Stored data entries:
━━━━
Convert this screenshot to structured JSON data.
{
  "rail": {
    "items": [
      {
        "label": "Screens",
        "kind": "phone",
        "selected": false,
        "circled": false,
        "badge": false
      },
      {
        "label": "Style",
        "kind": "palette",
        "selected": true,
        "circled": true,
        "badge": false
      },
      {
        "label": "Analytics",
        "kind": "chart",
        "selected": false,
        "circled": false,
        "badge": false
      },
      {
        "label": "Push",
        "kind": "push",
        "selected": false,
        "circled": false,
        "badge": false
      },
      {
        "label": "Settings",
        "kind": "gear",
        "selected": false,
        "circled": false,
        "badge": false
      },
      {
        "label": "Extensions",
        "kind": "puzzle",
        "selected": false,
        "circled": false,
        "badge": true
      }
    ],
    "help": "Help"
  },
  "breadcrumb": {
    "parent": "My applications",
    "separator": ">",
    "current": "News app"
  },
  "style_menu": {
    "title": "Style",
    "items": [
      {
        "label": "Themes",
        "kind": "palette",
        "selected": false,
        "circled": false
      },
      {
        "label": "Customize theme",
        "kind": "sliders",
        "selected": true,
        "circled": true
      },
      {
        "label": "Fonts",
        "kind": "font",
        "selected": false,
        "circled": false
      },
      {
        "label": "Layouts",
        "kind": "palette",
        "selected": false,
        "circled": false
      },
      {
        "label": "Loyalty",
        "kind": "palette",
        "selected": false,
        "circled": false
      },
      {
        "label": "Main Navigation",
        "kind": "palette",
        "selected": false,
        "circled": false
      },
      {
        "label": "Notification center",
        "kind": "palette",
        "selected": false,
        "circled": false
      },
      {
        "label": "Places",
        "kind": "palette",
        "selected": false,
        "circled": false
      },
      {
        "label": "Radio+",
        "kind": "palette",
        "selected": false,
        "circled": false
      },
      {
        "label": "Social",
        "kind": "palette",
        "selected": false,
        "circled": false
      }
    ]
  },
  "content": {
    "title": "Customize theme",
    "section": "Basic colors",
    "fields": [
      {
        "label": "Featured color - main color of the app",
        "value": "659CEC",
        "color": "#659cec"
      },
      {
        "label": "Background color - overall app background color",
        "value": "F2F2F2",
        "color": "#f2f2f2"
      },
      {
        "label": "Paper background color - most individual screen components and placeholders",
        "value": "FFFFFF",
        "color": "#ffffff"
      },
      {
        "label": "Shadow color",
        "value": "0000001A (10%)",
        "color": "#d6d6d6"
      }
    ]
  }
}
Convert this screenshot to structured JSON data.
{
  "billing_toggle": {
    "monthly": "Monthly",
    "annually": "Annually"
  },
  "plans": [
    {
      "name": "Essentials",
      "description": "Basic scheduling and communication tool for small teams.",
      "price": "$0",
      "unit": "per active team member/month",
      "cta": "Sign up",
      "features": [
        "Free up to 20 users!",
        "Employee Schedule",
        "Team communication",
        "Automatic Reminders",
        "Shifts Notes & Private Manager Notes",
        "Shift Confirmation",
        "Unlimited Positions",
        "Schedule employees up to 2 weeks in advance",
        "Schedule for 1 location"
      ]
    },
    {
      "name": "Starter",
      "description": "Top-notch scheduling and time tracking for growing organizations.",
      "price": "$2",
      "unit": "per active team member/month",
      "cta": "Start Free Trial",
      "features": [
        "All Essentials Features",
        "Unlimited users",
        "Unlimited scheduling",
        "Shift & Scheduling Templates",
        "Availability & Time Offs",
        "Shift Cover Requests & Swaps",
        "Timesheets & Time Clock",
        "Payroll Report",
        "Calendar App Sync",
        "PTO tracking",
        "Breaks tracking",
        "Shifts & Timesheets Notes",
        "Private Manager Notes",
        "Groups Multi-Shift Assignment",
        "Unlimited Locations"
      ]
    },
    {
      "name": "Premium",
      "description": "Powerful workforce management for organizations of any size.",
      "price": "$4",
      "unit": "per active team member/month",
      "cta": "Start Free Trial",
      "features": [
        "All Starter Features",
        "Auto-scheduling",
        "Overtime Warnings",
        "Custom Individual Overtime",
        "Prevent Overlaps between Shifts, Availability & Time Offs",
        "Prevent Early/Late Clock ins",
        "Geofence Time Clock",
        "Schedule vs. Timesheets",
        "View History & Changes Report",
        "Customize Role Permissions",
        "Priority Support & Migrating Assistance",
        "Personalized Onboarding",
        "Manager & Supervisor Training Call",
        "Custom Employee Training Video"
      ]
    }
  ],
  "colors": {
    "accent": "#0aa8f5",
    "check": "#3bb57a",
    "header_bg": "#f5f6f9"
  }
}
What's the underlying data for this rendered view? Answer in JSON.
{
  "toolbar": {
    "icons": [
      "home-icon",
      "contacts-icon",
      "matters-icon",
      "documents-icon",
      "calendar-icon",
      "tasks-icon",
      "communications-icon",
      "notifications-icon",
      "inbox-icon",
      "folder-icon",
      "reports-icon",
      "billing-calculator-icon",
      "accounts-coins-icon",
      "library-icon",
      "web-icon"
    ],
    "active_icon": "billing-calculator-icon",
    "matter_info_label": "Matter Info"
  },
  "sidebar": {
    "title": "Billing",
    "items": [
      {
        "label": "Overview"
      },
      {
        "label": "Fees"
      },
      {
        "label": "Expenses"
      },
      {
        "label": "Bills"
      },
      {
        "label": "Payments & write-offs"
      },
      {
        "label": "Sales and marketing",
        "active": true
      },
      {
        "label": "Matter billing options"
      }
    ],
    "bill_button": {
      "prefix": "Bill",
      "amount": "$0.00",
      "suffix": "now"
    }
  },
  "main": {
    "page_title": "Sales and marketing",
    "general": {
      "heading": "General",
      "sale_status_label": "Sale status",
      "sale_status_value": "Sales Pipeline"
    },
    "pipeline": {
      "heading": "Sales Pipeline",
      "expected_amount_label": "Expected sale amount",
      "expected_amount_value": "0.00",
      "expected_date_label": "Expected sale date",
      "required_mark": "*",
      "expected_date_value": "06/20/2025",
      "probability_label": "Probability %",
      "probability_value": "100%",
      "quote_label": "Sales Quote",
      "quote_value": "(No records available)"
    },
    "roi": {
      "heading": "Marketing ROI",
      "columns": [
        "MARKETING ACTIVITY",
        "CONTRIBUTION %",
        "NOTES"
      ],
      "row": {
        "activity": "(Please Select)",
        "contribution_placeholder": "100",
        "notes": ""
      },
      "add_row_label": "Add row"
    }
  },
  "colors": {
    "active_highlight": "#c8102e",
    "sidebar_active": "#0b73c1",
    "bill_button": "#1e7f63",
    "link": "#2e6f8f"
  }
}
━━━━
Write out every line of the listing that holds the word "Basic".

    "section": "Basic colors",
      "description": "Basic scheduling and communication tool for small teams.",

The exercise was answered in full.